Stored data entries
___
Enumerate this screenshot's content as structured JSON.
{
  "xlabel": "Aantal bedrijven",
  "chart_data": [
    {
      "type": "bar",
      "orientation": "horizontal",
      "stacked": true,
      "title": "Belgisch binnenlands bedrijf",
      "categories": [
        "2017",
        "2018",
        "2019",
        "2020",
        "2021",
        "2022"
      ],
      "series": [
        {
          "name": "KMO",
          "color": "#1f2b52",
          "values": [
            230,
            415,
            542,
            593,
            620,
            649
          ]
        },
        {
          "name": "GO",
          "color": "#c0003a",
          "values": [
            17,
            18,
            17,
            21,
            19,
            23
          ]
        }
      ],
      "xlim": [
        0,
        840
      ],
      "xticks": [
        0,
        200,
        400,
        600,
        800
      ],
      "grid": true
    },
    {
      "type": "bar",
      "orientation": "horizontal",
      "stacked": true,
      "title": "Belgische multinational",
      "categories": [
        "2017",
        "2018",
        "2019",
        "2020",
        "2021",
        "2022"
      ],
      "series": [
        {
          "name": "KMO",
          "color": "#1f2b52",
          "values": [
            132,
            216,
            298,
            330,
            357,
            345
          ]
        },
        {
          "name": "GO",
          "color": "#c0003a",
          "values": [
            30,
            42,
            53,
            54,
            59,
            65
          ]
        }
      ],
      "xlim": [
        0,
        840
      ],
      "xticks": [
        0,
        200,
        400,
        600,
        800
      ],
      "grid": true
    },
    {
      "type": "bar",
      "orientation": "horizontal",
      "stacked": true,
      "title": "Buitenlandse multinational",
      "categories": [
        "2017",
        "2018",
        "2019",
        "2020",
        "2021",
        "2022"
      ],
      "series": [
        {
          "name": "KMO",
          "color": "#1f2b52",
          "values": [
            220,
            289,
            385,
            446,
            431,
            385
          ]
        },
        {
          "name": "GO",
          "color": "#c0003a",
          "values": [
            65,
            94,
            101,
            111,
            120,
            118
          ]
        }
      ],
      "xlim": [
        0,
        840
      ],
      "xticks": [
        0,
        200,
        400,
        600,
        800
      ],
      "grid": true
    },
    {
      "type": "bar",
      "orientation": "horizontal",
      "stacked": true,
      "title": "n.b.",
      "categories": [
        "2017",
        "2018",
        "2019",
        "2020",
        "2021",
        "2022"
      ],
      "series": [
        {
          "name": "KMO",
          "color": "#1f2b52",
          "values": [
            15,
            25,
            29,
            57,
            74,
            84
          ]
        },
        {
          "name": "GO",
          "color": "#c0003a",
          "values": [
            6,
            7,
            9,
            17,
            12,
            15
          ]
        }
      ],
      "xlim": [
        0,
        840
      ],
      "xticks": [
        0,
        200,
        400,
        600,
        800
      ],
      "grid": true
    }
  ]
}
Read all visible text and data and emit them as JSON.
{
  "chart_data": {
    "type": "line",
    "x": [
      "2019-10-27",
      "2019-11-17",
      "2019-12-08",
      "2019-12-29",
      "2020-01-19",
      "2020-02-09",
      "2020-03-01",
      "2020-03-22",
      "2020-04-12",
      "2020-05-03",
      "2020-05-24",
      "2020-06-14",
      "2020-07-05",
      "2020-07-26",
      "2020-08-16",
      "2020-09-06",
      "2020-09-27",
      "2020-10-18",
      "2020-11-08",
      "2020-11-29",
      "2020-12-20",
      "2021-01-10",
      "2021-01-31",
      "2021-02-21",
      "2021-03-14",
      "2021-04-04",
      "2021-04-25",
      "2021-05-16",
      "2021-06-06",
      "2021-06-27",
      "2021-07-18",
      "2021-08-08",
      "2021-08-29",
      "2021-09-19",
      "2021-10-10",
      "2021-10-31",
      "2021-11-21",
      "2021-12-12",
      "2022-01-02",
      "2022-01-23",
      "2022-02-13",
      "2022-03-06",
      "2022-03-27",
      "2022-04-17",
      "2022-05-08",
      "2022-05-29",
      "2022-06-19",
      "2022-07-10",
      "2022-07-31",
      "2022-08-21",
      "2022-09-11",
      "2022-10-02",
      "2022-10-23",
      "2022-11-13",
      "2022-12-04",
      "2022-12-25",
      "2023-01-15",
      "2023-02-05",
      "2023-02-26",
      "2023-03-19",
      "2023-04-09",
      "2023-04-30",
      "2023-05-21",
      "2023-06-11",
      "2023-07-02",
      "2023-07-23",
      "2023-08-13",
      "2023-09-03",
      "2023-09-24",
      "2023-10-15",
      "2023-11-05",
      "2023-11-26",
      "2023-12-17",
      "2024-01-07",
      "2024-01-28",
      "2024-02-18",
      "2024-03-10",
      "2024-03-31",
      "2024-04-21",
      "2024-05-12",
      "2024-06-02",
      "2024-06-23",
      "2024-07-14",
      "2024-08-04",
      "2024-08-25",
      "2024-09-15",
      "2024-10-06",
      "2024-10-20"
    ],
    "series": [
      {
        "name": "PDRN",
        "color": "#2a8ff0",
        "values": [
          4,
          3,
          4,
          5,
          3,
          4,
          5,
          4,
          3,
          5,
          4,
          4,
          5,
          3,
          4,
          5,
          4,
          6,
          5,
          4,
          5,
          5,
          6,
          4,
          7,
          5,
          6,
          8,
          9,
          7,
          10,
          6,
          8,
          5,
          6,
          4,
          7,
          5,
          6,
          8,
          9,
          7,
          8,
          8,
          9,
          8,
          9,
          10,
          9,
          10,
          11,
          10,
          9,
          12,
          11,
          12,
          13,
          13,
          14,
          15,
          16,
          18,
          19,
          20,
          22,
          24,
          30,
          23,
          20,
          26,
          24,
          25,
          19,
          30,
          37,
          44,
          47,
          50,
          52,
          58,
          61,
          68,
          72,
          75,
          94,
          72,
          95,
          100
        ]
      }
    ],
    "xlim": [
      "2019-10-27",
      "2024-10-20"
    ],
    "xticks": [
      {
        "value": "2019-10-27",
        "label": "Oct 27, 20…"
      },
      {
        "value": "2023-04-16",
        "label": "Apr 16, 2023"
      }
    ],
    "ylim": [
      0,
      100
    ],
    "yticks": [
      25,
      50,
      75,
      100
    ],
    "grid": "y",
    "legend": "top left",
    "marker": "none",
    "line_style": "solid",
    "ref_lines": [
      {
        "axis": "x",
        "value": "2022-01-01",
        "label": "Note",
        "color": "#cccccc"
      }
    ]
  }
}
___
Problem: Your task is to transcribe the listing above in full, exactly as given.

Response:
Enumerate this screenshot's content as structured JSON.
{
  "xlabel": "Aantal bedrijven",
  "chart_data": [
    {
      "type": "bar",
      "orientation": "horizontal",
      "stacked": true,
      "title": "Belgisch binnenlands bedrijf",
      "categories": [
        "2017",
        "2018",
        "2019",
        "2020",
        "2021",
        "2022"
      ],
      "series": [
        {
          "name": "KMO",
          "color": "#1f2b52",
          "values": [
            230,
            415,
            542,
            593,
            620,
            649
          ]
        },
        {
          "name": "GO",
          "color": "#c0003a",
          "values": [
            17,
            18,
            17,
            21,
            19,
            23
          ]
        }
      ],
      "xlim": [
        0,
        840
      ],
      "xticks": [
        0,
        200,
        400,
        600,
        800
      ],
      "grid": true
    },
    {
      "type": "bar",
      "orientation": "horizontal",
      "stacked": true,
      "title": "Belgische multinational",
      "categories": [
        "2017",
        "2018",
        "2019",
        "2020",
        "2021",
        "2022"
      ],
      "series": [
        {
          "name": "KMO",
          "color": "#1f2b52",
          "values": [
            132,
            216,
            298,
            330,
            357,
            345
          ]
        },
        {
          "name": "GO",
          "color": "#c0003a",
          "values": [
            30,
            42,
            53,
            54,
            59,
            65
          ]
        }
      ],
      "xlim": [
        0,
        840
      ],
      "xticks": [
        0,
        200,
        400,
        600,
        800
      ],
      "grid": true
    },
    {
      "type": "bar",
      "orientation": "horizontal",
      "stacked": true,
      "title": "Buitenlandse multinational",
      "categories": [
        "2017",
        "2018",
        "2019",
        "2020",
        "2021",
        "2022"
      ],
      "series": [
        {
          "name": "KMO",
          "color": "#1f2b52",
          "values": [
            220,
            289,
            385,
            446,
            431,
            385
          ]
        },
        {
          "name": "GO",
          "color": "#c0003a",
          "values": [
            65,
            94,
            101,
            111,
            120,
            118
          ]
        }
      ],
      "xlim": [
        0,
        840
      ],
      "xticks": [
        0,
        200,
        400,
        600,
        800
      ],
      "grid": true
    },
    {
      "type": "bar",
      "orientation": "horizontal",
      "stacked": true,
      "title": "n.b.",
      "categories": [
        "2017",
        "2018",
        "2019",
        "2020",
        "2021",
        "2022"
      ],
      "series": [
        {
          "name": "KMO",
          "color": "#1f2b52",
          "values": [
            15,
            25,
            29,
            57,
            74,
            84
          ]
        },
        {
          "name": "GO",
          "color": "#c0003a",
          "values": [
            6,
            7,
            9,
            17,
            12,
            15
          ]
        }
      ],
      "xlim": [
        0,
        840
      ],
      "xticks": [
        0,
        200,
        400,
        600,
        800
      ],
      "grid": true
    }
  ]
}
Read all visible text and data and emit them as JSON.
{
  "chart_data": {
    "type": "line",
    "x": [
      "2019-10-27",
      "2019-11-17",
      "2019-12-08",
      "2019-12-29",
      "2020-01-19",
      "2020-02-09",
      "2020-03-01",
      "2020-03-22",
      "2020-04-12",
      "2020-05-03",
      "2020-05-24",
      "2020-06-14",
      "2020-07-05",
      "2020-07-26",
      "2020-08-16",
      "2020-09-06",
      "2020-09-27",
      "2020-10-18",
      "2020-11-08",
      "2020-11-29",
      "2020-12-20",
      "2021-01-10",
      "2021-01-31",
      "2021-02-21",
      "2021-03-14",
      "2021-04-04",
      "2021-04-25",
      "2021-05-16",
      "2021-06-06",
      "2021-06-27",
      "2021-07-18",
      "2021-08-08",
      "2021-08-29",
      "2021-09-19",
      "2021-10-10",
      "2021-10-31",
      "2021-11-21",
      "2021-12-12",
      "2022-01-02",
      "2022-01-23",
      "2022-02-13",
      "2022-03-06",
      "2022-03-27",
      "2022-04-17",
      "2022-05-08",
      "2022-05-29",
      "2022-06-19",
      "2022-07-10",
      "2022-07-31",
      "2022-08-21",
      "2022-09-11",
      "2022-10-02",
      "2022-10-23",
      "2022-11-13",
      "2022-12-04",
      "2022-12-25",
      "2023-01-15",
      "2023-02-05",
      "2023-02-26",
      "2023-03-19",
      "2023-04-09",
      "2023-04-30",
      "2023-05-21",
      "2023-06-11",
      "2023-07-02",
      "2023-07-23",
      "2023-08-13",
      "2023-09-03",
      "2023-09-24",
      "2023-10-15",
      "2023-11-05",
      "2023-11-26",
      "2023-12-17",
      "2024-01-07",
      "2024-01-28",
      "2024-02-18",
      "2024-03-10",
      "2024-03-31",
      "2024-04-21",
      "2024-05-12",
      "2024-06-02",
      "2024-06-23",
      "2024-07-14",
      "2024-08-04",
      "2024-08-25",
      "2024-09-15",
      "2024-10-06",
      "2024-10-20"
    ],
    "series": [
      {
        "name": "PDRN",
        "color": "#2a8ff0",
        "values": [
          4,
          3,
          4,
          5,
          3,
          4,
          5,
          4,
          3,
          5,
          4,
          4,
          5,
          3,
          4,
          5,
          4,
          6,
          5,
          4,
          5,
          5,
          6,
          4,
          7,
          5,
          6,
          8,
          9,
          7,
          10,
          6,
          8,
          5,
          6,
          4,
          7,
          5,
          6,
          8,
          9,
          7,
          8,
          8,
          9,
          8,
          9,
          10,
          9,
          10,
          11,
          10,
          9,
          12,
          11,
          12,
          13,
          13,
          14,
          15,
          16,
          18,
          19,
          20,
          22,
          24,
          30,
          23,
          20,
          26,
          24,
          25,
          19,
          30,
          37,
          44,
          47,
          50,
          52,
          58,
          61,
          68,
          72,
          75,
          94,
          72,
          95,
          100
        ]
      }
    ],
    "xlim": [
      "2019-10-27",
      "2024-10-20"
    ],
    "xticks": [
      {
        "value": "2019-10-27",
        "label": "Oct 27, 20…"
      },
      {
        "value": "2023-04-16",
        "label": "Apr 16, 2023"
      }
    ],
    "ylim": [
      0,
      100
    ],
    "yticks": [
      25,
      50,
      75,
      100
    ],
    "grid": "y",
    "legend": "top left",
    "marker": "none",
    "line_style": "solid",
    "ref_lines": [
      {
        "axis": "x",
        "value": "2022-01-01",
        "label": "Note",
        "color": "#cccccc"
      }
    ]
  }
}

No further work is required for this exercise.